**EXERCISE INSTRUCTIONS**. Pull out every line containing the string "data".

**Records**.
## Start
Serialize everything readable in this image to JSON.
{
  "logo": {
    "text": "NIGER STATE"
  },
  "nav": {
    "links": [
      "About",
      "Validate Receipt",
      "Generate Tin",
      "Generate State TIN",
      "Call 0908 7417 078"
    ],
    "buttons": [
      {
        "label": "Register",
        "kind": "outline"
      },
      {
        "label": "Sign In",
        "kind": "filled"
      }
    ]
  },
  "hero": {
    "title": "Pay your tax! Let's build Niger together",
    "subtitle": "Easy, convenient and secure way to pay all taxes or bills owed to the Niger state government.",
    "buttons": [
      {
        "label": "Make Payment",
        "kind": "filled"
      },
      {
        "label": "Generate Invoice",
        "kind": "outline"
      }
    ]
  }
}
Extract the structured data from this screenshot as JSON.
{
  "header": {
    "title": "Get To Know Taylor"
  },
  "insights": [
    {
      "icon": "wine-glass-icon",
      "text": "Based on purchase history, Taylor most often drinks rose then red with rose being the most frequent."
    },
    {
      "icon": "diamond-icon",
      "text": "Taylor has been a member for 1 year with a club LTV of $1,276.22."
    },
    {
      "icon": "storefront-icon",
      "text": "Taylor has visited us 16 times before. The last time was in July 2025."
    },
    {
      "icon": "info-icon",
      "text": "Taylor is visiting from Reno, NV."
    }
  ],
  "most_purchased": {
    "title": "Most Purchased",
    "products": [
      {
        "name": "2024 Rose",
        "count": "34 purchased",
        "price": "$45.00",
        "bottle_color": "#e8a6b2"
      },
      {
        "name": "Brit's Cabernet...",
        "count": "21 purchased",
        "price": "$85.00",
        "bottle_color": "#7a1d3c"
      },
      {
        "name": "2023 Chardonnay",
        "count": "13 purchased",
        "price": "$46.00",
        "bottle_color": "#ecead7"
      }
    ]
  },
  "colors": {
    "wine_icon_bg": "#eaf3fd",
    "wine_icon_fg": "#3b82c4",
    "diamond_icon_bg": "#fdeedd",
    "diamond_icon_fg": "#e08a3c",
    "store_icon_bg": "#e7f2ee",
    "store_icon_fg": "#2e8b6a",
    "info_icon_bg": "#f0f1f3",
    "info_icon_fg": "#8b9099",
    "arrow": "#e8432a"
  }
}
## End
## Start
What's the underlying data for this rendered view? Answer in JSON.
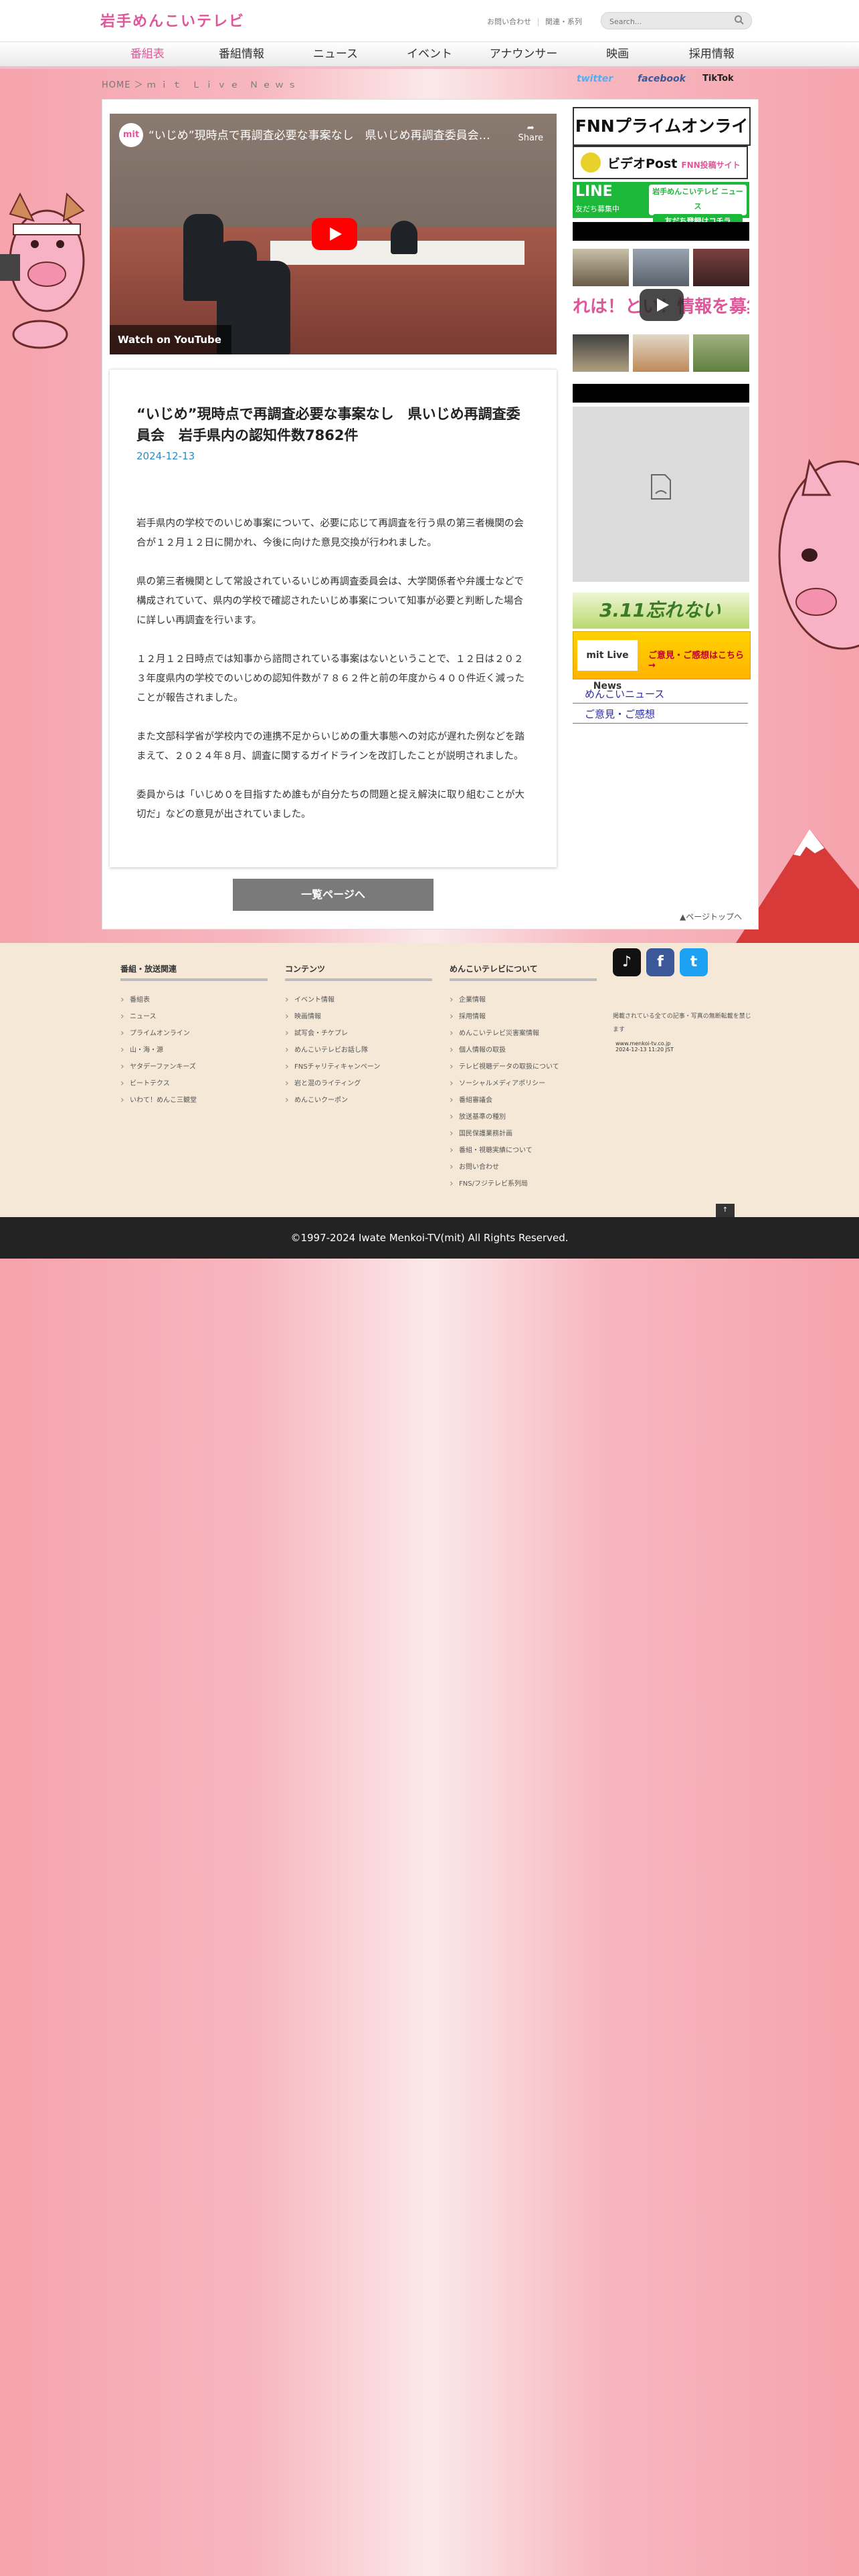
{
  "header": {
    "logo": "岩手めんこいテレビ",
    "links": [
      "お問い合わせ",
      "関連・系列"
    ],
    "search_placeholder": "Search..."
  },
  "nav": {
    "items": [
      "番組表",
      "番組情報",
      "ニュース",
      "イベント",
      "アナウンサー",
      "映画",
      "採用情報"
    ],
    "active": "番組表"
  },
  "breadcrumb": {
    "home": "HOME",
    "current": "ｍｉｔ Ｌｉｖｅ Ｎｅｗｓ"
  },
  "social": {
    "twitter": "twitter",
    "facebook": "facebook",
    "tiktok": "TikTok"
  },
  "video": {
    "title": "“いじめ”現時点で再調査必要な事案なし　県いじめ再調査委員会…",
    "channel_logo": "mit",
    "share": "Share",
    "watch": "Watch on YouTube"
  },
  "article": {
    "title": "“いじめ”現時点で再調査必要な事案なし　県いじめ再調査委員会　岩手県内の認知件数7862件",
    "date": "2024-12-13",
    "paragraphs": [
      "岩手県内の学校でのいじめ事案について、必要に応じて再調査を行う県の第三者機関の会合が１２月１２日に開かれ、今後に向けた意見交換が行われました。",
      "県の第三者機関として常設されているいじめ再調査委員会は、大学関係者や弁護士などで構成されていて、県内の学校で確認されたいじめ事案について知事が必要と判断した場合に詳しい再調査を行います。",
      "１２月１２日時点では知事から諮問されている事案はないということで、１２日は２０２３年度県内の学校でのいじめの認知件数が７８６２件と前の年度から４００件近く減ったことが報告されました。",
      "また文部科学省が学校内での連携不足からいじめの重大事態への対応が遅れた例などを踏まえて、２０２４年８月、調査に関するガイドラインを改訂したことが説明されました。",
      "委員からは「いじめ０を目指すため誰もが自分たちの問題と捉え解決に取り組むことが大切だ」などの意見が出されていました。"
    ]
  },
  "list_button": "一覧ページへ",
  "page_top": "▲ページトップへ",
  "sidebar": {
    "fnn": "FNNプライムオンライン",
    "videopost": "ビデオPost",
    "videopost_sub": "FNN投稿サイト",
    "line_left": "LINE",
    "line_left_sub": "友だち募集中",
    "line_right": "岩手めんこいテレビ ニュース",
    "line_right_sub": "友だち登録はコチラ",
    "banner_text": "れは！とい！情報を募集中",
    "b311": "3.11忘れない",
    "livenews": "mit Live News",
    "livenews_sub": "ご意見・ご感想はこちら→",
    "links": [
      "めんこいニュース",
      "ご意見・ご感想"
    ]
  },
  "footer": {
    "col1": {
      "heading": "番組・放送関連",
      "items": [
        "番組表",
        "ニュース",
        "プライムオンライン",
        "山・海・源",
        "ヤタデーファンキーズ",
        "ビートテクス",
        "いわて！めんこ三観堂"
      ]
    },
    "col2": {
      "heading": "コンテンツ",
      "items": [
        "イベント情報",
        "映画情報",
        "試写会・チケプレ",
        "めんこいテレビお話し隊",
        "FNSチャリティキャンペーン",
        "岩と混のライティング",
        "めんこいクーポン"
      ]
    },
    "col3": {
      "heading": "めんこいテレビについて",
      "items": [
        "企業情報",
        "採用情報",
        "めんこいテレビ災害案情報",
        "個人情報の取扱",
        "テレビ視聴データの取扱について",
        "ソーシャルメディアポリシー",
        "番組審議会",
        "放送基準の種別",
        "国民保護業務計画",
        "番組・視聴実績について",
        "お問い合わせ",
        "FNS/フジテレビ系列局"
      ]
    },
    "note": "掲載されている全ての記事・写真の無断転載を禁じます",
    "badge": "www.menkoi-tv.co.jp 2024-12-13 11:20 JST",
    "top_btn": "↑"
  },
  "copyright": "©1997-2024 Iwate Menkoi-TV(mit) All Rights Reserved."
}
## End
**EXERCISE ANSWER**.
Extract the structured data from this screenshot as JSON.
What's the underlying data for this rendered view? Answer in JSON.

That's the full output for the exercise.